__DATASET ENTRIES__:
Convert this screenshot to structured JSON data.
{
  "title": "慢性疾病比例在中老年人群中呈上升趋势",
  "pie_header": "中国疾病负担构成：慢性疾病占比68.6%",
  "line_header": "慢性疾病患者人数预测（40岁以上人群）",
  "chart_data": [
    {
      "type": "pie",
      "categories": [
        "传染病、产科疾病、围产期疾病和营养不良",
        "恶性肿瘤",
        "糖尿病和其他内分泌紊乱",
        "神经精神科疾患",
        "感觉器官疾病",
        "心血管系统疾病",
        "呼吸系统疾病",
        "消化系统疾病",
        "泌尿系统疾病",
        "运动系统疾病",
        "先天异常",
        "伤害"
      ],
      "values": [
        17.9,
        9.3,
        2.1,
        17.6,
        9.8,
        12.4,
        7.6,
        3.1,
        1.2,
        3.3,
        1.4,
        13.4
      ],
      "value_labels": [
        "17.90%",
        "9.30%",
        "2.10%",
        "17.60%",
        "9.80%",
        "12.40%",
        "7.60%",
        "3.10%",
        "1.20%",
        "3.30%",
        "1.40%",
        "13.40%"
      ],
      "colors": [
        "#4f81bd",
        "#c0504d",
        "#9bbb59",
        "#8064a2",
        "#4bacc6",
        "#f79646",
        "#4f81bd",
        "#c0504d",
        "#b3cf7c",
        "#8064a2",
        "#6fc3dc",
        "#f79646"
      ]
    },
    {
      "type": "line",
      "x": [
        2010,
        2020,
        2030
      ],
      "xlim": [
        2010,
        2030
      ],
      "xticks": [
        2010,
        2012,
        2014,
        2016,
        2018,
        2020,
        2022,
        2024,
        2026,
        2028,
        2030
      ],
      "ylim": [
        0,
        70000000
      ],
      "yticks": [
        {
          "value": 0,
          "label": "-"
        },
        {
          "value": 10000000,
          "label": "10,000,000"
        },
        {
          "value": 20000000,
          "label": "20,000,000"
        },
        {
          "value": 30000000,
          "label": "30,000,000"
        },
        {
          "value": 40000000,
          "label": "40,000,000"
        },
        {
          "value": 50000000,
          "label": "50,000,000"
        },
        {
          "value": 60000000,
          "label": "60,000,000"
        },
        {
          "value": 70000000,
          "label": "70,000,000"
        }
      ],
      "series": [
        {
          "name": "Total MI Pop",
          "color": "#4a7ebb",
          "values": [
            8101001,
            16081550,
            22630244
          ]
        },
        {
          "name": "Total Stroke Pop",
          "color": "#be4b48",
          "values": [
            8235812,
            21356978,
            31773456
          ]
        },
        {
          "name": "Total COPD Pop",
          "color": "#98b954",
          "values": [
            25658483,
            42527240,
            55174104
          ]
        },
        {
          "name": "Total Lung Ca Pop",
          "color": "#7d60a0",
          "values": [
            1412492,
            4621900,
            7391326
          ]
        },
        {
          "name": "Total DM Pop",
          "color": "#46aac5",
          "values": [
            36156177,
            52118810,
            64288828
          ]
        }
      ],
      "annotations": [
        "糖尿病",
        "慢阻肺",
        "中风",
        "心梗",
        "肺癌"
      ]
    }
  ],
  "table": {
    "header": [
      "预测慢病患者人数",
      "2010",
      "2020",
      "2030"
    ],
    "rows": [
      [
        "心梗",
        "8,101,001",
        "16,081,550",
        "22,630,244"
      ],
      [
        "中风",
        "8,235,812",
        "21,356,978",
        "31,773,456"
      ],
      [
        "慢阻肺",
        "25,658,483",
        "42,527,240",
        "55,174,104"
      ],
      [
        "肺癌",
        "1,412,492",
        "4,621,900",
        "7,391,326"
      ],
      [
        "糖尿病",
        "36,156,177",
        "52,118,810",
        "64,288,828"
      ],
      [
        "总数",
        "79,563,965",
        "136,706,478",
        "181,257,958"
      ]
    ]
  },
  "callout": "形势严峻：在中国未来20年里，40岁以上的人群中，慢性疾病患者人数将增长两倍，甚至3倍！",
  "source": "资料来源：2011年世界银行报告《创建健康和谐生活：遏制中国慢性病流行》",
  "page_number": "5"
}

__WRITTEN EXERCISE__:
From the listing above, collect every line that mentions the word "name".

__TASK RESPONSE__:
          "name": "Total MI Pop",
          "name": "Total Stroke Pop",
          "name": "Total COPD Pop",
          "name": "Total Lung Ca Pop",
          "name": "Total DM Pop",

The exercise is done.